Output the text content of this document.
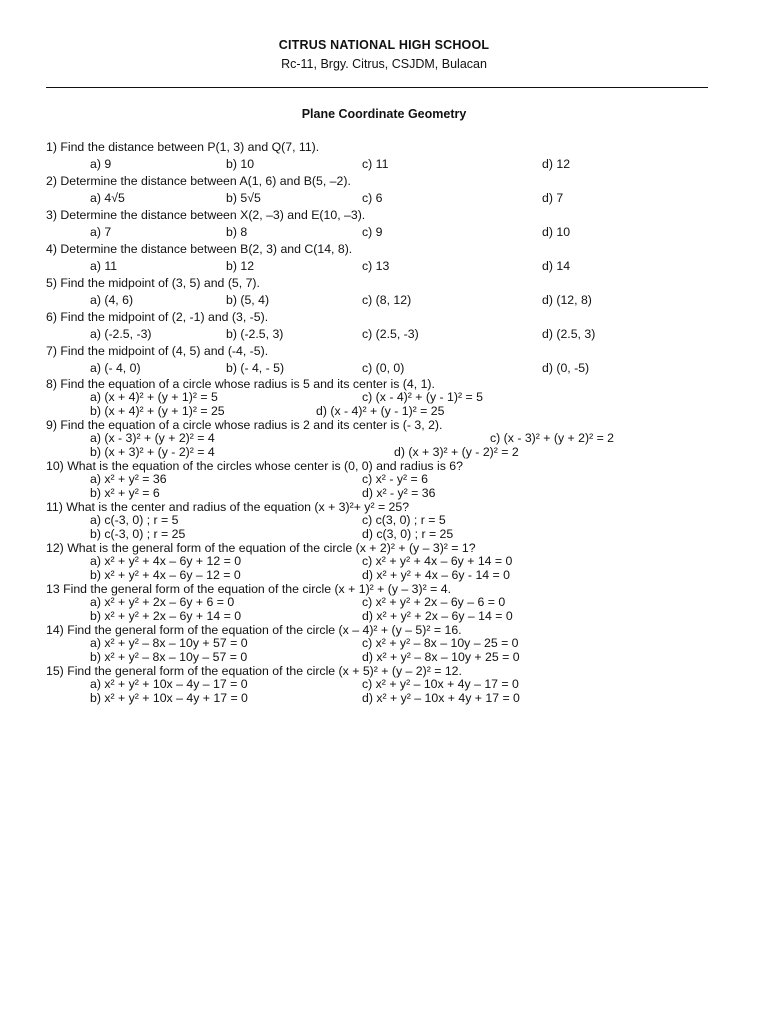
CITRUS NATIONAL HIGH SCHOOL
Rc-11, Brgy. Citrus, CSJDM, Bulacan
Plane Coordinate Geometry
1) Find the distance between P(1, 3) and Q(7, 11).
a) 9	b) 10	c) 11	d) 12
2) Determine the distance between A(1, 6) and B(5, –2).
a) 4√5	b) 5√5	c) 6	d) 7
3) Determine the distance between X(2, –3) and E(10, –3).
a) 7	b) 8	c) 9	d) 10
4) Determine the distance between B(2, 3) and C(14, 8).
a) 11	b) 12	c) 13	d) 14
5) Find the midpoint of (3, 5) and (5, 7).
a) (4, 6)	b) (5, 4)	c) (8, 12)	d) (12, 8)
6) Find the midpoint of (2, -1) and (3, -5).
a) (-2.5, -3)	b) (-2.5, 3)	c) (2.5, -3)	d) (2.5, 3)
7) Find the midpoint of (4, 5) and (-4, -5).
a) (- 4, 0)	b) (- 4, - 5)	c) (0, 0)	d) (0, -5)
8) Find the equation of a circle whose radius is 5 and its center is (4, 1).
a) (x + 4)² + (y + 1)² = 5	c) (x - 4)² + (y - 1)² = 5
b) (x + 4)² + (y + 1)² = 25	d) (x - 4)² + (y - 1)² = 25
9) Find the equation of a circle whose radius is 2 and its center is (- 3, 2).
a) (x - 3)² + (y + 2)² = 4	c) (x - 3)² + (y + 2)² = 2
b) (x + 3)² + (y - 2)² = 4	d) (x + 3)² + (y - 2)² = 2
10) What is the equation of the circles whose center is (0, 0) and radius is 6?
a) x² + y² = 36	c) x² - y² = 6
b) x² + y² = 6	d) x² - y² = 36
11) What is the center and radius of the equation (x + 3)²+ y² = 25?
a) c(-3, 0) ; r = 5	c) c(3, 0) ; r = 5
b) c(-3, 0) ; r = 25	d) c(3, 0) ; r = 25
12) What is the general form of the equation of the circle (x + 2)² + (y – 3)² = 1?
a) x² + y² + 4x – 6y + 12 = 0	c) x² + y² + 4x – 6y + 14 = 0
b) x² + y² + 4x – 6y – 12 = 0	d) x² + y² + 4x – 6y - 14 = 0
13 Find the general form of the equation of the circle (x + 1)² + (y – 3)² = 4.
a) x² + y² + 2x – 6y + 6 = 0	c) x² + y² + 2x – 6y – 6 = 0
b) x² + y² + 2x – 6y + 14 = 0	d) x² + y² + 2x – 6y – 14 = 0
14) Find the general form of the equation of the circle (x – 4)² + (y – 5)² = 16.
a) x² + y² – 8x – 10y + 57 = 0	c) x² + y² – 8x – 10y – 25 = 0
b) x² + y² – 8x – 10y – 57 = 0	d) x² + y² – 8x – 10y + 25 = 0
15) Find the general form of the equation of the circle (x + 5)² + (y – 2)² = 12.
a) x² + y² + 10x – 4y – 17 = 0	c) x² + y² – 10x + 4y – 17 = 0
b) x² + y² + 10x – 4y + 17 = 0	d) x² + y² – 10x + 4y + 17 = 0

---

PROBLEM STATEMENT
Of all the lines in the entries, how many contain the word "radius"? Give only the number.

FINAL RESULT
4